Instruction
Each line that holds the word "Collecties" counts once; report the total and nothing else.

— START Available data —

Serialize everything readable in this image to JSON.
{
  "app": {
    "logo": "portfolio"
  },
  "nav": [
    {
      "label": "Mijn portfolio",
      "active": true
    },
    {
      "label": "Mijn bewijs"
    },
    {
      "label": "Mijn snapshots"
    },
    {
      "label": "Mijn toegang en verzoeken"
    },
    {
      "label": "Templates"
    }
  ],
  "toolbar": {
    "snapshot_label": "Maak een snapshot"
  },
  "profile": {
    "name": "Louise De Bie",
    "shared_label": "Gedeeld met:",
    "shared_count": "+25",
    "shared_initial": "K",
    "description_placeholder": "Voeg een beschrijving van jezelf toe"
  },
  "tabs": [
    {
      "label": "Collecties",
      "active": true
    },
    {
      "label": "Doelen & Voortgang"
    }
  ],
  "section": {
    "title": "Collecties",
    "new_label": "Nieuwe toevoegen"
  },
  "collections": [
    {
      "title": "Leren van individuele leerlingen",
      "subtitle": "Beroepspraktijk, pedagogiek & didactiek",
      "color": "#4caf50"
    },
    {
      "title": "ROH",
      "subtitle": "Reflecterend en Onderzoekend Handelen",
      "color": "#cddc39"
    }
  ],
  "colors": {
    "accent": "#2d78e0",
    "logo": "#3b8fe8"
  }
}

— END Available data —

Solved problem
2